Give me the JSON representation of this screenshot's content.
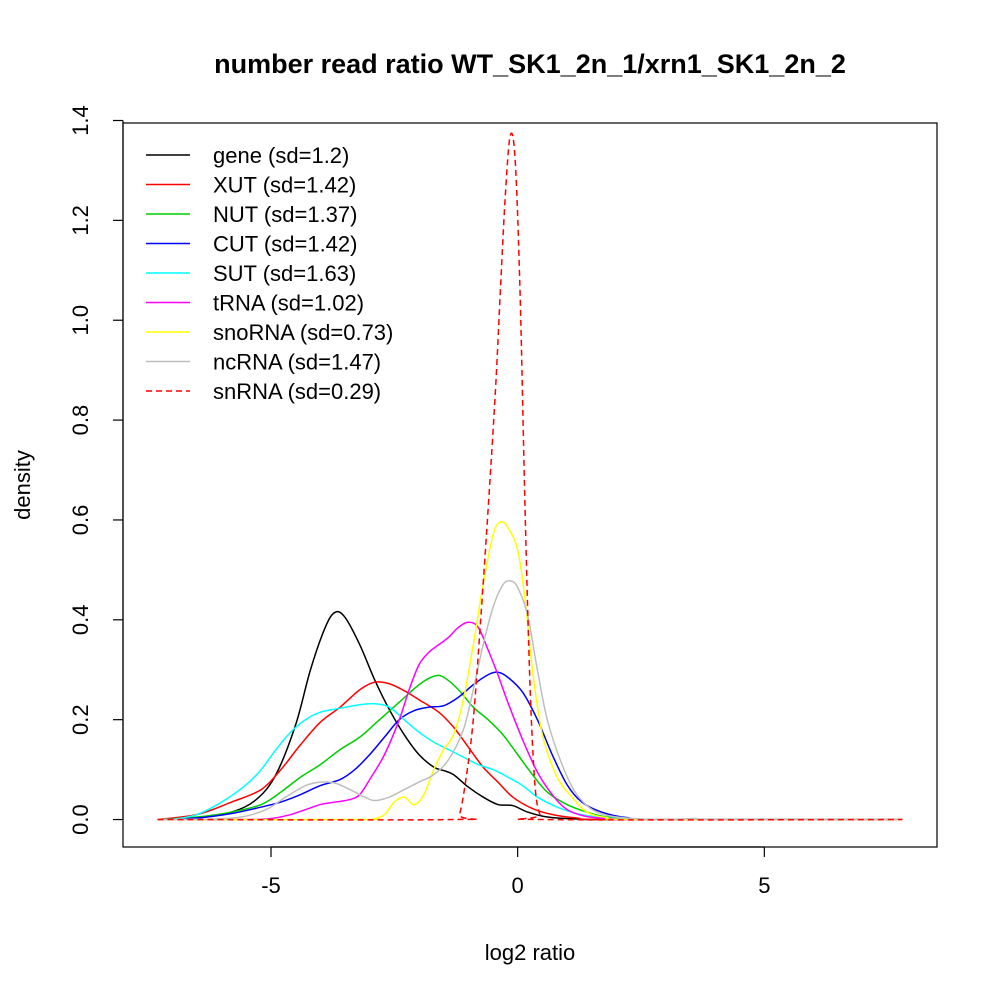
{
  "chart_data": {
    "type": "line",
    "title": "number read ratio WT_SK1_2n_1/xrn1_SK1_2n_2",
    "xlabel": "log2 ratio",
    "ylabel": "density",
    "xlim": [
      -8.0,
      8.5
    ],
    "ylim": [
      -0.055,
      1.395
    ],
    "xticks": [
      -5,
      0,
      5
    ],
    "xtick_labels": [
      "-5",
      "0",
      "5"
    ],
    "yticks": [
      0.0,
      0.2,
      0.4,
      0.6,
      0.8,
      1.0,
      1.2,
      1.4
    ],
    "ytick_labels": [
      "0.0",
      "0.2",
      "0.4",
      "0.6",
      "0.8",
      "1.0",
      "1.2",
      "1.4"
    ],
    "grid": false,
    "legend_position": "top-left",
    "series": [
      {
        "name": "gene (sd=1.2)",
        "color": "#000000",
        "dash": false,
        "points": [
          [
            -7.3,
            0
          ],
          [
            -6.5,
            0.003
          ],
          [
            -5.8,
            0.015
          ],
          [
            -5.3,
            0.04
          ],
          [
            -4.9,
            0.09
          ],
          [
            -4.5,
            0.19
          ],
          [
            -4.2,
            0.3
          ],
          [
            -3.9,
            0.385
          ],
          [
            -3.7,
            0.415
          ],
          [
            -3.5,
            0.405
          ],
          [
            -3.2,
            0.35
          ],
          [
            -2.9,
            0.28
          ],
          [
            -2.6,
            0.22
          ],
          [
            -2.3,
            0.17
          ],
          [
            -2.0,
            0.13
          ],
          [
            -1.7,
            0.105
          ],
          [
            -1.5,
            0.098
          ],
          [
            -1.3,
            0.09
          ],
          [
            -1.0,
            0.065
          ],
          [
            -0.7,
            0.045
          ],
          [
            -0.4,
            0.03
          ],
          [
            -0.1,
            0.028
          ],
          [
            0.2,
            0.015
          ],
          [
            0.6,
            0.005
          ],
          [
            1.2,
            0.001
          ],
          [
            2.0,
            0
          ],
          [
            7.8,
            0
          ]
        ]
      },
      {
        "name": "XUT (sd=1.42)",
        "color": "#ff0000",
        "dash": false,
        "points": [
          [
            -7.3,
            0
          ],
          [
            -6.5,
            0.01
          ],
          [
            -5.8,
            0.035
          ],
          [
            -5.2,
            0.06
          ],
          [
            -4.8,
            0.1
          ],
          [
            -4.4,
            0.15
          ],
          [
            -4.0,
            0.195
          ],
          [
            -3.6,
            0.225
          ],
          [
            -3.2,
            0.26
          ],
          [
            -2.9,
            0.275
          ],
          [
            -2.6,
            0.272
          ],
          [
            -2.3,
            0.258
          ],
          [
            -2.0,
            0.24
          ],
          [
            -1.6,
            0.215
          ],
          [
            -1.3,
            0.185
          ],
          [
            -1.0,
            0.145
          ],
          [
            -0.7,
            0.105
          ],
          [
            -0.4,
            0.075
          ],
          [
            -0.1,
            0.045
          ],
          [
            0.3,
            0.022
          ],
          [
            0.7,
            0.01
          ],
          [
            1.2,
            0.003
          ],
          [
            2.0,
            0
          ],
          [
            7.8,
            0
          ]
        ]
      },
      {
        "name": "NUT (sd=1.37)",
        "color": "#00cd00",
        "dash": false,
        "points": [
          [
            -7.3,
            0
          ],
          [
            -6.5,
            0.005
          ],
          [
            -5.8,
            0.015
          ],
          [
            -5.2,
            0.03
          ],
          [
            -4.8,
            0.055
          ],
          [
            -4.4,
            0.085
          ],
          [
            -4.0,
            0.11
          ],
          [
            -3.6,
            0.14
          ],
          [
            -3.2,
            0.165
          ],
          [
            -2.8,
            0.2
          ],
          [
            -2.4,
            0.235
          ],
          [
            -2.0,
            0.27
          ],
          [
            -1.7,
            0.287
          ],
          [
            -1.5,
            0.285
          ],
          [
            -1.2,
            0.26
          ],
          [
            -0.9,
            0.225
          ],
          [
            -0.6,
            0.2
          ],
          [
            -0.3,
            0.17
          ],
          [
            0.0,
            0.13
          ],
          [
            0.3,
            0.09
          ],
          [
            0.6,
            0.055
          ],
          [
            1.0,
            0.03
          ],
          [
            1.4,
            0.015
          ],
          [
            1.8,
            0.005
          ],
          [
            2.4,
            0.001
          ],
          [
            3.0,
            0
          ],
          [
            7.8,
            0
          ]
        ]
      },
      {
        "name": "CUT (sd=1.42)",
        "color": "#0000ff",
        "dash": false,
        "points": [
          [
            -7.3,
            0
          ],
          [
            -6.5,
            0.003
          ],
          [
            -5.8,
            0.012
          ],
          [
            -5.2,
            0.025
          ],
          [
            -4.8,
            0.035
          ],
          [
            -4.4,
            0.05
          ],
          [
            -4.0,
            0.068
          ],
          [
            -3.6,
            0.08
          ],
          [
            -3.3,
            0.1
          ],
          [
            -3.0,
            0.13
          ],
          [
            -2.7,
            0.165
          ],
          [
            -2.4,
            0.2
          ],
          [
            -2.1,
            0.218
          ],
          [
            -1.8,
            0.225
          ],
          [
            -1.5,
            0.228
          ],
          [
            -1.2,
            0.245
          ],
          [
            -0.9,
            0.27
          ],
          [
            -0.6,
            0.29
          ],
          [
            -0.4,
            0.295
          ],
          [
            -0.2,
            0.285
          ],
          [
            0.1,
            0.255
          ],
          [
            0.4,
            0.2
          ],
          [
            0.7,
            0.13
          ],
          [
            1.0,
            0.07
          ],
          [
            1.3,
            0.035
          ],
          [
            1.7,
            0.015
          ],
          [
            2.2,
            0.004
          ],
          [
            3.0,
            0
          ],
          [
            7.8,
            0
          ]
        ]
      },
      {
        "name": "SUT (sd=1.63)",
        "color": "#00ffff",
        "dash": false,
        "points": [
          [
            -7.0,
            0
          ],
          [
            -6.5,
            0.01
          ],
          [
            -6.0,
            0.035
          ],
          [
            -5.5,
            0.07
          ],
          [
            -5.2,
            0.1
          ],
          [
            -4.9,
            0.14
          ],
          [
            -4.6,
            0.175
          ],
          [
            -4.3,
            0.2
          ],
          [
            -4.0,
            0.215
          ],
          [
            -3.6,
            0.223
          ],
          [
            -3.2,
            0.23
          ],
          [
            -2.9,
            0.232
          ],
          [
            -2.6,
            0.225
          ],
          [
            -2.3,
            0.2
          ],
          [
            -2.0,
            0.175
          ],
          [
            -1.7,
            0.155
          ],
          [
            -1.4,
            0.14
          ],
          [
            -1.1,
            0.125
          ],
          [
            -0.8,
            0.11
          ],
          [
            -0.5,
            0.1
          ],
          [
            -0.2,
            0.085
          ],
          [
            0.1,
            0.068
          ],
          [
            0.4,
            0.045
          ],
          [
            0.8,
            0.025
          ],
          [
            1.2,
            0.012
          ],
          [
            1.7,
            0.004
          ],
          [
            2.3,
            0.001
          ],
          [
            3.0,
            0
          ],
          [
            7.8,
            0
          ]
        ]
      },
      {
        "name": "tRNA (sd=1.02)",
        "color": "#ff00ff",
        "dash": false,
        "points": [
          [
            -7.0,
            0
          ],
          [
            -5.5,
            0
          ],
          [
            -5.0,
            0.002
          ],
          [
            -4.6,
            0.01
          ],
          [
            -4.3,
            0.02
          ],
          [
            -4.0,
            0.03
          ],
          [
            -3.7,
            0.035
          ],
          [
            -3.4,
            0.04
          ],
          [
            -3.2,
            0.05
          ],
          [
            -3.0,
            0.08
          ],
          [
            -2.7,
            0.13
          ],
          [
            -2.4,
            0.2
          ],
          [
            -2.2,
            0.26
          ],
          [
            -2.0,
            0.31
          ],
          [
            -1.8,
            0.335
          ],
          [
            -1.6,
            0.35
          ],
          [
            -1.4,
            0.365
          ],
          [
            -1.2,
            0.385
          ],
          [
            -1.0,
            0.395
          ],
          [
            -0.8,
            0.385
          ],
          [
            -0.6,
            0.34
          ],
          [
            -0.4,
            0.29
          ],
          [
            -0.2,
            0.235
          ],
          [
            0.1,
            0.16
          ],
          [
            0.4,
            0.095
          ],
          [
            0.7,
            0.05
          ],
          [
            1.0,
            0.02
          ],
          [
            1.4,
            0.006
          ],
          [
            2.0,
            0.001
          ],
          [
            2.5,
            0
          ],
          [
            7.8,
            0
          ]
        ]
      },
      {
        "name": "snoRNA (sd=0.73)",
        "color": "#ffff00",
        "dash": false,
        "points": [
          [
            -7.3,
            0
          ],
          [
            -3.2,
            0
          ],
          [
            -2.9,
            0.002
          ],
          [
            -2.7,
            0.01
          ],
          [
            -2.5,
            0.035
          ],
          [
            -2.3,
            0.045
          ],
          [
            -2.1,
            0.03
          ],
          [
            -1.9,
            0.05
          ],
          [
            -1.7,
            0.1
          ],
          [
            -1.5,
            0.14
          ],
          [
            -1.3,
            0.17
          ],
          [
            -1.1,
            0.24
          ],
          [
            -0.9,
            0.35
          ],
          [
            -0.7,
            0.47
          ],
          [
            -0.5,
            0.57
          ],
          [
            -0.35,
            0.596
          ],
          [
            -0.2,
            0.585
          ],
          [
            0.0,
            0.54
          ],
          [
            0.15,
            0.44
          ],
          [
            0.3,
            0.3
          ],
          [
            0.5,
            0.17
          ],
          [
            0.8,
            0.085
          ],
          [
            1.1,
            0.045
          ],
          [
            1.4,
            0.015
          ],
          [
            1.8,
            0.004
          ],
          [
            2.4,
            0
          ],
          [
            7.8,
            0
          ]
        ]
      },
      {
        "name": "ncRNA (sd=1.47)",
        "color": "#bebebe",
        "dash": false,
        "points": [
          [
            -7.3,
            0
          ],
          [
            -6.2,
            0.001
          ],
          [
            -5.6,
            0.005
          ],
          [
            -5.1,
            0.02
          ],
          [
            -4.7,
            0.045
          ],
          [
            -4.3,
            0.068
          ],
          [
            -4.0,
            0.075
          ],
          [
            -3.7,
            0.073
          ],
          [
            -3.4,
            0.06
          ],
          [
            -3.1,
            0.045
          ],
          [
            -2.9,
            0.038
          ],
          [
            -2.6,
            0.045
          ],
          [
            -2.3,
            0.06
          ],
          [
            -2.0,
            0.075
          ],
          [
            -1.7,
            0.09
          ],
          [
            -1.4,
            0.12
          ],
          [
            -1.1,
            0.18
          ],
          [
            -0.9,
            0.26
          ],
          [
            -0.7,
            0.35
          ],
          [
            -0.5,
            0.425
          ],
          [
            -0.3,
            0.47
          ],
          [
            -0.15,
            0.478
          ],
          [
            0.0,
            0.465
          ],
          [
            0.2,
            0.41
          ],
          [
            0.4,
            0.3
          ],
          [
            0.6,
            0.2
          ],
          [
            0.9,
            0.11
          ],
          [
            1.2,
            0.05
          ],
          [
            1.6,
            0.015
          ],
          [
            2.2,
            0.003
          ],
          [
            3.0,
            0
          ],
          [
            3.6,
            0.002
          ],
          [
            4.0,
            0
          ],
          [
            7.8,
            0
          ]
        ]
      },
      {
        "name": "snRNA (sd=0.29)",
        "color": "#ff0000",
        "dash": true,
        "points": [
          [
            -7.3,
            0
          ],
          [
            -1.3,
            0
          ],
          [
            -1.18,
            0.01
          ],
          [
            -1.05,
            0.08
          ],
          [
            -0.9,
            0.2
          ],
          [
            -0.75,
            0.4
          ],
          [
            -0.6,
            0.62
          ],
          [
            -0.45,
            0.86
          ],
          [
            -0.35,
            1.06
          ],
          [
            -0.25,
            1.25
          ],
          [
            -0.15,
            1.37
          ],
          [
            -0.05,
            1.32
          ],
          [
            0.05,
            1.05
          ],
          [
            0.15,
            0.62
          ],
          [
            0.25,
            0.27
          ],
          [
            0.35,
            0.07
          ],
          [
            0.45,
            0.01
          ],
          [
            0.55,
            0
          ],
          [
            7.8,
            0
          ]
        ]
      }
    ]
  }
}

::::

▶ _Problem_
Pick out all lines from the data above in which the word "ratio" appears.

▶ _Output of the task_
    "title": "number read ratio WT_SK1_2n_1/xrn1_SK1_2n_2",
    "xlabel": "log2 ratio",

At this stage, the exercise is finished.